Entries provided:
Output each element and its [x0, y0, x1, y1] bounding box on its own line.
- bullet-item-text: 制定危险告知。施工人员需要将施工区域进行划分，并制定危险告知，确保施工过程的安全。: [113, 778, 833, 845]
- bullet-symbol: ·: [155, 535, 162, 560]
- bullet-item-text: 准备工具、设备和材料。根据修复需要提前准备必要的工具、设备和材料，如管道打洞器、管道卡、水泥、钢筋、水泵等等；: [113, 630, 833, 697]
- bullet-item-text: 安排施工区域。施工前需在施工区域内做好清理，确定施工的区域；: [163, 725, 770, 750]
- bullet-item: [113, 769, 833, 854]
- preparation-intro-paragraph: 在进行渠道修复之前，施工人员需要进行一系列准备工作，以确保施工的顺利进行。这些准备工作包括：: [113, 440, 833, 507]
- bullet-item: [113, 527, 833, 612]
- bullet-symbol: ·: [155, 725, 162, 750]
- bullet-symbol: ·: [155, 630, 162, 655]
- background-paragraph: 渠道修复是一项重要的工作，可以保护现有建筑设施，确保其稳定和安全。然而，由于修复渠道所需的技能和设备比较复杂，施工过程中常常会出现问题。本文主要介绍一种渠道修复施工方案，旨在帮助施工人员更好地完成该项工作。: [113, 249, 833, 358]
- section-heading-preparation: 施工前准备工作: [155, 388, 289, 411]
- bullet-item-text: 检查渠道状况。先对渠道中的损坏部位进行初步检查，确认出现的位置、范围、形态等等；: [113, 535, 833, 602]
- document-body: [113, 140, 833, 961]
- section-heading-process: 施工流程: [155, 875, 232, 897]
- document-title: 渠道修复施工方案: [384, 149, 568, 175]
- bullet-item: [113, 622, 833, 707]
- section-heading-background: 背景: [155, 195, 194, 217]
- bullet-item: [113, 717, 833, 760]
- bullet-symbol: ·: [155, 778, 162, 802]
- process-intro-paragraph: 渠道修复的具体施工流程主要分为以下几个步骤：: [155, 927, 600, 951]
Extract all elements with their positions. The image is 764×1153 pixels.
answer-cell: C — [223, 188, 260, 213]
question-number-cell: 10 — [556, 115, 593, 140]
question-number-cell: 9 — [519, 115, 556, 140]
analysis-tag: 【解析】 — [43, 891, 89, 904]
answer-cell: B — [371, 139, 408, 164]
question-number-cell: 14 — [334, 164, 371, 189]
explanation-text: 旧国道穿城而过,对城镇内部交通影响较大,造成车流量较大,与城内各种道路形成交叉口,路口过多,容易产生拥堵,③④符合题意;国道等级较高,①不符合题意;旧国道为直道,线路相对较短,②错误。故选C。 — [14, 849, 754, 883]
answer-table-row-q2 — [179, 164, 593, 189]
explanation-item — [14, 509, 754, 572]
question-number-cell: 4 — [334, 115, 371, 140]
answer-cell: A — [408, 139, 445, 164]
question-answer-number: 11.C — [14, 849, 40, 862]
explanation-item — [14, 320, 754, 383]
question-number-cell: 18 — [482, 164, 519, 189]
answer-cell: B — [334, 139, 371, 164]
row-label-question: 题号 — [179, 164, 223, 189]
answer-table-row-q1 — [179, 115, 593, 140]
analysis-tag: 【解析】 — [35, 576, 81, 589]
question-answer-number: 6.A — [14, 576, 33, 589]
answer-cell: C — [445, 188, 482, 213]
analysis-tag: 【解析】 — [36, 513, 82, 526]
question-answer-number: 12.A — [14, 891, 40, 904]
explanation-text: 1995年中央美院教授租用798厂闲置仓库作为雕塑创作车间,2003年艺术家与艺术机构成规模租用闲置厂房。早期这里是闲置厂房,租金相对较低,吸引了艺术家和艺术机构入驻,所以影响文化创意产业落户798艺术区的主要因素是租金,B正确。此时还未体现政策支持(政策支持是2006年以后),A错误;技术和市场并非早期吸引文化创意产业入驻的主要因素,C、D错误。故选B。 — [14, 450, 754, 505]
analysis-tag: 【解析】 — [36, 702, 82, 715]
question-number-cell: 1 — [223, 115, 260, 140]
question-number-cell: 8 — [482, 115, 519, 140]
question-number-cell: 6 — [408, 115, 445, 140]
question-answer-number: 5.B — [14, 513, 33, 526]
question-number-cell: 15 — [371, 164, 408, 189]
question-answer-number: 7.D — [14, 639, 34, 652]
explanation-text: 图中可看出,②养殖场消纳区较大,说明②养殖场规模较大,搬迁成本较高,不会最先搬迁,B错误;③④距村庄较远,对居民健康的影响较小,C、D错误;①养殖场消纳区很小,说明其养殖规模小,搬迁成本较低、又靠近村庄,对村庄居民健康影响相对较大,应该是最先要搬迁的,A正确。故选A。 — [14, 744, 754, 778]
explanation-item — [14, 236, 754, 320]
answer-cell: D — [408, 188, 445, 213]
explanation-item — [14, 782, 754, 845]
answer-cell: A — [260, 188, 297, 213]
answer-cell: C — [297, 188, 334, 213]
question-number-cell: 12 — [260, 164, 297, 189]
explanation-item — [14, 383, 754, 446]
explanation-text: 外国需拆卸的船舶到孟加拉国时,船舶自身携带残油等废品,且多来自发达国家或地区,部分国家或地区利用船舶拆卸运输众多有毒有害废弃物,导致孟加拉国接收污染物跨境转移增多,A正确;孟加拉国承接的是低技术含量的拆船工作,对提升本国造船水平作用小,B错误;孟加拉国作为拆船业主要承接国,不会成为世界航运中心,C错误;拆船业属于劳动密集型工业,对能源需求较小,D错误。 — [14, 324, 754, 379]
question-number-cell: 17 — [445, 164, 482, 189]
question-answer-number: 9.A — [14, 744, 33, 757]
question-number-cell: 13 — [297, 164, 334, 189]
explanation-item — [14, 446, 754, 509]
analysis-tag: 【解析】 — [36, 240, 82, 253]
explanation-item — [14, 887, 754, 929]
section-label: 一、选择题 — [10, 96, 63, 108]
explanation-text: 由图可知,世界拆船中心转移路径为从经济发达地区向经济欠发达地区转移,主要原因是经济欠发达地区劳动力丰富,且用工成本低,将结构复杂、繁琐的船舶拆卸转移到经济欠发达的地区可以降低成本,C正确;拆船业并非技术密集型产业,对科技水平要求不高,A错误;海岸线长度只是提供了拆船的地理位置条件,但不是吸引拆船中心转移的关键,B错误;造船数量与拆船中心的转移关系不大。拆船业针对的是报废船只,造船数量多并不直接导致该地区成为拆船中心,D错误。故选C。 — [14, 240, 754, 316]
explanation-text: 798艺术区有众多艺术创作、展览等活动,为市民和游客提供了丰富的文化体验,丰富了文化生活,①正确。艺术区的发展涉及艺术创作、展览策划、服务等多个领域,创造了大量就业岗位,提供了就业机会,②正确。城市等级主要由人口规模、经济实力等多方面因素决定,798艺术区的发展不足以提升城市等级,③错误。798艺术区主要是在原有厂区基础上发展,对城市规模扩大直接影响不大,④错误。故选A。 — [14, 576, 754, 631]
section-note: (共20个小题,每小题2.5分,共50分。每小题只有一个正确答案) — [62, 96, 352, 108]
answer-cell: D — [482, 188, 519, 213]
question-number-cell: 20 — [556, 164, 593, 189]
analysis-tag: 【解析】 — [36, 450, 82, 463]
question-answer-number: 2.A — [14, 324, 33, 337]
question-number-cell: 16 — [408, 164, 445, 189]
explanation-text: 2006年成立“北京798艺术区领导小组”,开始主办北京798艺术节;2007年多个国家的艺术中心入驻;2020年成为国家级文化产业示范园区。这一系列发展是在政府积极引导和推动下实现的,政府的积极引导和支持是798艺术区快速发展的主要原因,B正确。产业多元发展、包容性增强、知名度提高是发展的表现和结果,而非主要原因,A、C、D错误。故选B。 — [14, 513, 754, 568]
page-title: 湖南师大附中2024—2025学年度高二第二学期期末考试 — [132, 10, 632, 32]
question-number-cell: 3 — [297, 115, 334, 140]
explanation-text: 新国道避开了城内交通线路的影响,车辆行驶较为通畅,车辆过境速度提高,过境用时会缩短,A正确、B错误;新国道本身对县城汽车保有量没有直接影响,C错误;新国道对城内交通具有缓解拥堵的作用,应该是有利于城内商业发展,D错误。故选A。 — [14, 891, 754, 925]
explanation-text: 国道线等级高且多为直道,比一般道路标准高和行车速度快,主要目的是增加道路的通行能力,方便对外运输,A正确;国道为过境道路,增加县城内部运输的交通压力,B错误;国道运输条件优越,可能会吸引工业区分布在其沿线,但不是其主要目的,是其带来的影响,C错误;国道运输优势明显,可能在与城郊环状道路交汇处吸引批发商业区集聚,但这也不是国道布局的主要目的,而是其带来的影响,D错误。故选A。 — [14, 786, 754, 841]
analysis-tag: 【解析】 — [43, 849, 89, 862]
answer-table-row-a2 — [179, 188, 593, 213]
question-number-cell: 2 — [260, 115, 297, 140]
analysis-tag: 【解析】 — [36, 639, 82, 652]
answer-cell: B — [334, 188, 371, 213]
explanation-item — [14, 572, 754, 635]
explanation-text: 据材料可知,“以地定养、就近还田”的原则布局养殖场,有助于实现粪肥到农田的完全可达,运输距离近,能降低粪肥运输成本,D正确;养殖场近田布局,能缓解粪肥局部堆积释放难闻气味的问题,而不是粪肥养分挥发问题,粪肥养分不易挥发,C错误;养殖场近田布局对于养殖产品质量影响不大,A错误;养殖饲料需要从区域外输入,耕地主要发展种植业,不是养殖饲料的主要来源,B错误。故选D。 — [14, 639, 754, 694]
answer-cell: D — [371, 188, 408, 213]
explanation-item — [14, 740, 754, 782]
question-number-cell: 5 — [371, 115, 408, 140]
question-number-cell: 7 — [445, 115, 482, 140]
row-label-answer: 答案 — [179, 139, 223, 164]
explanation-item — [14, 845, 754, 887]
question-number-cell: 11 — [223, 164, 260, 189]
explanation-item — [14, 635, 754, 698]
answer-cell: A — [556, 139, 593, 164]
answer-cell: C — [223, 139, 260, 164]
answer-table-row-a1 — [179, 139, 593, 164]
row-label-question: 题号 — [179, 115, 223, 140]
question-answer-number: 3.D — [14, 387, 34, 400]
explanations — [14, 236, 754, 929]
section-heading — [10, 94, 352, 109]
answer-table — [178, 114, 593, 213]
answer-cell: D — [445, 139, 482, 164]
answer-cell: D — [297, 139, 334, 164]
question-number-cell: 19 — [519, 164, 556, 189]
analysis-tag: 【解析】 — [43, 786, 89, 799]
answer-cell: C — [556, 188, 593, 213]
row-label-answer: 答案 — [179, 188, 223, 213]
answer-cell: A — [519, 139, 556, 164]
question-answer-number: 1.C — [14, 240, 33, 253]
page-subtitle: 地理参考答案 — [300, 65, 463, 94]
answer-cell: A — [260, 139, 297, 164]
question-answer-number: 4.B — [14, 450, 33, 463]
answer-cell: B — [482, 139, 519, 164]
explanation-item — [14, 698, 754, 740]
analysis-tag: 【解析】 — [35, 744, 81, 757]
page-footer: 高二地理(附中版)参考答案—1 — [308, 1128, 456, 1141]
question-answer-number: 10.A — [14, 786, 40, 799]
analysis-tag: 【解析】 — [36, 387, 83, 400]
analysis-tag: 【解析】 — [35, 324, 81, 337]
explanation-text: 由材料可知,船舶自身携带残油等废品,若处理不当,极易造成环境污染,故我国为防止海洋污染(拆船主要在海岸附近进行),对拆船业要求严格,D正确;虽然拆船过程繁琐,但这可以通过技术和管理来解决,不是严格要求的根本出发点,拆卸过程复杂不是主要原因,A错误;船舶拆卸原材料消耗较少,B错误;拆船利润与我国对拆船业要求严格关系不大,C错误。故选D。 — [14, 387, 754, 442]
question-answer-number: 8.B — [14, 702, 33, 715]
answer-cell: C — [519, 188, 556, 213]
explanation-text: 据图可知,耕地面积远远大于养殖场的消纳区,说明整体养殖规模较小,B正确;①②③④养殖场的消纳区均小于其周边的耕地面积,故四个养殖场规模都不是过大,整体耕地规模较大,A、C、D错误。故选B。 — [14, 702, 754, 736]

Direction:
Please copy the entries word for word, from the first line down through the line containing "- bullet-symbol: ·: [155, 535, 162, 560]", both ends included.

Exercise solution:
Output each element and its [x0, y0, x1, y1] bounding box on its own line.
- bullet-item-text: 制定危险告知。施工人员需要将施工区域进行划分，并制定危险告知，确保施工过程的安全。: [113, 778, 833, 845]
- bullet-symbol: ·: [155, 535, 162, 560]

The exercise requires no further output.